#### [WHAT IS ASKED]
Copy out the listing that follows exactly, dropping every picture.

#### [SUPPLIED RECORDS]
══════
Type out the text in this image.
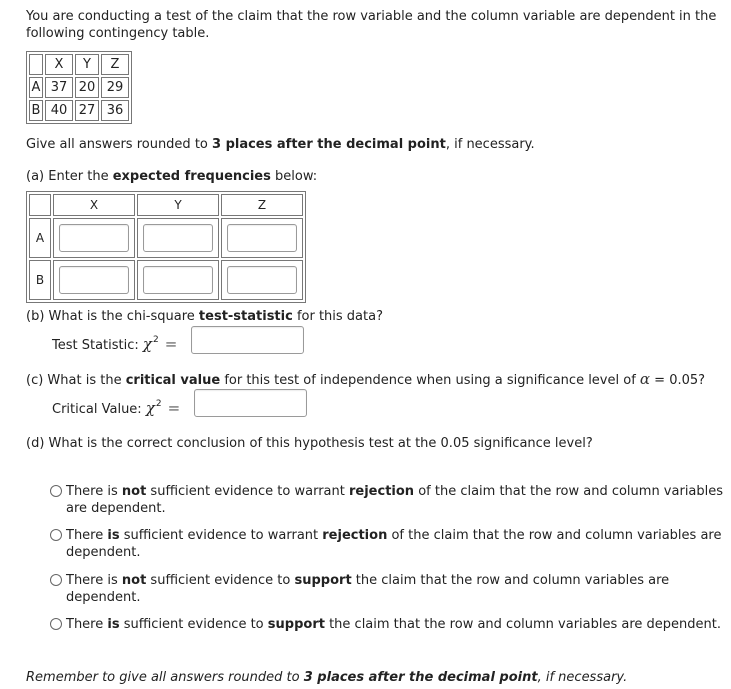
You are conducting a test of the claim that the row variable and the column variable are dependent in the following contingency table.
	X	Y	Z
A	37	20	29
B	40	27	36
Give all answers rounded to 3 places after the decimal point, if necessary.
(a) Enter the expected frequencies below:
	X	Y	Z
A	

B	

(b) What is the chi-square test-statistic for this data?
Test Statistic: $\chi^2$ =
(c) What is the critical value for this test of independence when using a significance level of α = 0.05?
Critical Value: $\chi^2$ =
(d) What is the correct conclusion of this hypothesis test at the 0.05 significance level?
There is not sufficient evidence to warrant rejection of the claim that the row and column variables are dependent.
There is sufficient evidence to warrant rejection of the claim that the row and column variables are dependent.
There is not sufficient evidence to support the claim that the row and column variables are dependent.
There is sufficient evidence to support the claim that the row and column variables are dependent.
Remember to give all answers rounded to 3 places after the decimal point, if necessary.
══════
#### [FULL RESPONSE]
Type out the text in this image.
You are conducting a test of the claim that the row variable and the column variable are dependent in the following contingency table.
	X	Y	Z
A	37	20	29
B	40	27	36
Give all answers rounded to 3 places after the decimal point, if necessary.
(a) Enter the expected frequencies below:
	X	Y	Z
A	

B	

(b) What is the chi-square test-statistic for this data?
Test Statistic: $\chi^2$ =
(c) What is the critical value for this test of independence when using a significance level of α = 0.05?
Critical Value: $\chi^2$ =
(d) What is the correct conclusion of this hypothesis test at the 0.05 significance level?
There is not sufficient evidence to warrant rejection of the claim that the row and column variables are dependent.
There is sufficient evidence to warrant rejection of the claim that the row and column variables are dependent.
There is not sufficient evidence to support the claim that the row and column variables are dependent.
There is sufficient evidence to support the claim that the row and column variables are dependent.
Remember to give all answers rounded to 3 places after the decimal point, if necessary.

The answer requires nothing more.